◆ Stated goal: How many of the lines that follow contain the word "Management"? Give only the number.

* * *

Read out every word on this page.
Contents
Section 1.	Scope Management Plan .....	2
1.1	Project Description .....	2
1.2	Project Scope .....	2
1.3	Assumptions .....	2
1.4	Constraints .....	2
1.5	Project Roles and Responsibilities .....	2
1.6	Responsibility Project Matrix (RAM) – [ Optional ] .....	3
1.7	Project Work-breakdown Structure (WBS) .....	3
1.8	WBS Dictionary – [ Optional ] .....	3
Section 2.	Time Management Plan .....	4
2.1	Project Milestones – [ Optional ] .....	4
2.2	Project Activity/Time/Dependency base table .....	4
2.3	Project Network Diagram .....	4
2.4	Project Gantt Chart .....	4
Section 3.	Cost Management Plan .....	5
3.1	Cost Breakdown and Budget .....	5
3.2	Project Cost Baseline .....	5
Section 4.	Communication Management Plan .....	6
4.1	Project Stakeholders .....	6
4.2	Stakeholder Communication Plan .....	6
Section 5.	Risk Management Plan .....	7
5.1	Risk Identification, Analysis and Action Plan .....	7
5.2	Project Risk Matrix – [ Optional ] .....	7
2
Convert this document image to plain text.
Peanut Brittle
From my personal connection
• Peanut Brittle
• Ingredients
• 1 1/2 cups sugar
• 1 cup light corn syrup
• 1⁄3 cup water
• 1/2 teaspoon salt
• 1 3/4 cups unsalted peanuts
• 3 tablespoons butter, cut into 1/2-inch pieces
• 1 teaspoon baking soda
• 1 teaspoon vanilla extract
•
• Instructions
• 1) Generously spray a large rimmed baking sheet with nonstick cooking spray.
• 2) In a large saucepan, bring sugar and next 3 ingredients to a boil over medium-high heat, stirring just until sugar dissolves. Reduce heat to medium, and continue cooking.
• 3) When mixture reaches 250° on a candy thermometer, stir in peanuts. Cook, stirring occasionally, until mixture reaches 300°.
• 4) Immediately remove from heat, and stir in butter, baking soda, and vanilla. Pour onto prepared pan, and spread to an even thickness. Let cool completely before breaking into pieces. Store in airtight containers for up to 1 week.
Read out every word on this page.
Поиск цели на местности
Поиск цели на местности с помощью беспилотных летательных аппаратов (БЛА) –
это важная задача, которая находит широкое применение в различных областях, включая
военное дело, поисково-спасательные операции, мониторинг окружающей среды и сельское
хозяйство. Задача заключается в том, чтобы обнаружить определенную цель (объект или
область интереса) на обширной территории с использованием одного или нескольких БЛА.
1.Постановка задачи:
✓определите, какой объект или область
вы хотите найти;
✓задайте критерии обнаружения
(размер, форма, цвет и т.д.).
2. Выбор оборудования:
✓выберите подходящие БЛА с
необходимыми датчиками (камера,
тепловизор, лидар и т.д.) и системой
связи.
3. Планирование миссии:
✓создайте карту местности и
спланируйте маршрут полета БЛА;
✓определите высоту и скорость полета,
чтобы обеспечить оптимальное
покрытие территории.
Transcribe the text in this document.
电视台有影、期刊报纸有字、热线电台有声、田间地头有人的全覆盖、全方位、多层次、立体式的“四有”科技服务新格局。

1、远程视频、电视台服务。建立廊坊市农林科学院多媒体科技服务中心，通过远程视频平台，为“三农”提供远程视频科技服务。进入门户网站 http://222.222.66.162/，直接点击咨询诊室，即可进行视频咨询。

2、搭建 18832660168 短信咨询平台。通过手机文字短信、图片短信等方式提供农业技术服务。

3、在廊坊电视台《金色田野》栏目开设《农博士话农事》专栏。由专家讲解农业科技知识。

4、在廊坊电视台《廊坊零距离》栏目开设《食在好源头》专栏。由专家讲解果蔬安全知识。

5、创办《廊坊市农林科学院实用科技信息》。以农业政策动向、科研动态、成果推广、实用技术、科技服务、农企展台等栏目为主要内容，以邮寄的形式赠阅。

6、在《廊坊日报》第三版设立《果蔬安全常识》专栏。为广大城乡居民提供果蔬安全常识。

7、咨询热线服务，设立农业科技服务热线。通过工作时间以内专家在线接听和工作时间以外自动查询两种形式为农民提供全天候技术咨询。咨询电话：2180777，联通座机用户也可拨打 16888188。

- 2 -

* * *

◆ Result: 5